EXERCISE DIRECTIONS:
Would you restate all the data that follows, word for word?

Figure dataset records

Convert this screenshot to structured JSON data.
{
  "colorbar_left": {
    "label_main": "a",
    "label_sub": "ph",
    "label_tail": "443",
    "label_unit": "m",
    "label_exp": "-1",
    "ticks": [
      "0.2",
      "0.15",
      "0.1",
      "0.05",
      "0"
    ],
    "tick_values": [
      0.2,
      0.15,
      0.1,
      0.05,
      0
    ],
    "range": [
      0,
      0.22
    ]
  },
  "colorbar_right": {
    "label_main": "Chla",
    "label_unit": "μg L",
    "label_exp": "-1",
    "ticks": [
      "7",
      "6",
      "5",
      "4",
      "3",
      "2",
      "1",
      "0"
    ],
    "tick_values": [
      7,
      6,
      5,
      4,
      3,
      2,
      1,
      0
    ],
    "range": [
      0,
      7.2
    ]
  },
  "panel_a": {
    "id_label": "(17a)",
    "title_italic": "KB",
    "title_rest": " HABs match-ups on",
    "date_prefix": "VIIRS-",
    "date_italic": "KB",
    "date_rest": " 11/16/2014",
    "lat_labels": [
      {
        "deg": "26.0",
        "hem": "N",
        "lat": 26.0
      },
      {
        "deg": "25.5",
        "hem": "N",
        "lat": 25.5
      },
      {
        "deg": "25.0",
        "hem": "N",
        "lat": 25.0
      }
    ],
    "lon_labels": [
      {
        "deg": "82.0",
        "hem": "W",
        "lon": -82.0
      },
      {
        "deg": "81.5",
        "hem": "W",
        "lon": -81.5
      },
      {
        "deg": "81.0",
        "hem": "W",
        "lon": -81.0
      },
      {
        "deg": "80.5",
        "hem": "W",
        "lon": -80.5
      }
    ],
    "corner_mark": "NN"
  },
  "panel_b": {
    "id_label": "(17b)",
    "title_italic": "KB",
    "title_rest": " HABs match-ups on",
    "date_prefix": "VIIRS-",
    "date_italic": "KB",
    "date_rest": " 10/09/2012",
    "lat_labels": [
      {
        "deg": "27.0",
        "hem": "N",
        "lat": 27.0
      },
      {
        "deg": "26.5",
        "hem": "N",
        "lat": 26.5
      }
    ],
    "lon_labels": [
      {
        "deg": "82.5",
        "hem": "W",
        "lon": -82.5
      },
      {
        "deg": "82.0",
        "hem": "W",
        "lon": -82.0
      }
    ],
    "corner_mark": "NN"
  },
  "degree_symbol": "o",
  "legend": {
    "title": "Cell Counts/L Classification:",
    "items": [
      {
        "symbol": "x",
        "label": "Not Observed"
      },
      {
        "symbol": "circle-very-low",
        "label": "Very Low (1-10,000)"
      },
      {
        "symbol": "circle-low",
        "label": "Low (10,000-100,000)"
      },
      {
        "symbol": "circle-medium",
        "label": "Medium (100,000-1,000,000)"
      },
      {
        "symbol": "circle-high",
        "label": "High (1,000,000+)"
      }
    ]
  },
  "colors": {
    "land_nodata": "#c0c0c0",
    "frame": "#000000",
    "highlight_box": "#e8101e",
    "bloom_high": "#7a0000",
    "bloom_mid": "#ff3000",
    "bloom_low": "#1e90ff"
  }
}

EXERCISE RESPONSE:
Convert this screenshot to structured JSON data.
{
  "colorbar_left": {
    "label_main": "a",
    "label_sub": "ph",
    "label_tail": "443",
    "label_unit": "m",
    "label_exp": "-1",
    "ticks": [
      "0.2",
      "0.15",
      "0.1",
      "0.05",
      "0"
    ],
    "tick_values": [
      0.2,
      0.15,
      0.1,
      0.05,
      0
    ],
    "range": [
      0,
      0.22
    ]
  },
  "colorbar_right": {
    "label_main": "Chla",
    "label_unit": "μg L",
    "label_exp": "-1",
    "ticks": [
      "7",
      "6",
      "5",
      "4",
      "3",
      "2",
      "1",
      "0"
    ],
    "tick_values": [
      7,
      6,
      5,
      4,
      3,
      2,
      1,
      0
    ],
    "range": [
      0,
      7.2
    ]
  },
  "panel_a": {
    "id_label": "(17a)",
    "title_italic": "KB",
    "title_rest": " HABs match-ups on",
    "date_prefix": "VIIRS-",
    "date_italic": "KB",
    "date_rest": " 11/16/2014",
    "lat_labels": [
      {
        "deg": "26.0",
        "hem": "N",
        "lat": 26.0
      },
      {
        "deg": "25.5",
        "hem": "N",
        "lat": 25.5
      },
      {
        "deg": "25.0",
        "hem": "N",
        "lat": 25.0
      }
    ],
    "lon_labels": [
      {
        "deg": "82.0",
        "hem": "W",
        "lon": -82.0
      },
      {
        "deg": "81.5",
        "hem": "W",
        "lon": -81.5
      },
      {
        "deg": "81.0",
        "hem": "W",
        "lon": -81.0
      },
      {
        "deg": "80.5",
        "hem": "W",
        "lon": -80.5
      }
    ],
    "corner_mark": "NN"
  },
  "panel_b": {
    "id_label": "(17b)",
    "title_italic": "KB",
    "title_rest": " HABs match-ups on",
    "date_prefix": "VIIRS-",
    "date_italic": "KB",
    "date_rest": " 10/09/2012",
    "lat_labels": [
      {
        "deg": "27.0",
        "hem": "N",
        "lat": 27.0
      },
      {
        "deg": "26.5",
        "hem": "N",
        "lat": 26.5
      }
    ],
    "lon_labels": [
      {
        "deg": "82.5",
        "hem": "W",
        "lon": -82.5
      },
      {
        "deg": "82.0",
        "hem": "W",
        "lon": -82.0
      }
    ],
    "corner_mark": "NN"
  },
  "degree_symbol": "o",
  "legend": {
    "title": "Cell Counts/L Classification:",
    "items": [
      {
        "symbol": "x",
        "label": "Not Observed"
      },
      {
        "symbol": "circle-very-low",
        "label": "Very Low (1-10,000)"
      },
      {
        "symbol": "circle-low",
        "label": "Low (10,000-100,000)"
      },
      {
        "symbol": "circle-medium",
        "label": "Medium (100,000-1,000,000)"
      },
      {
        "symbol": "circle-high",
        "label": "High (1,000,000+)"
      }
    ]
  },
  "colors": {
    "land_nodata": "#c0c0c0",
    "frame": "#000000",
    "highlight_box": "#e8101e",
    "bloom_high": "#7a0000",
    "bloom_mid": "#ff3000",
    "bloom_low": "#1e90ff"
  }
}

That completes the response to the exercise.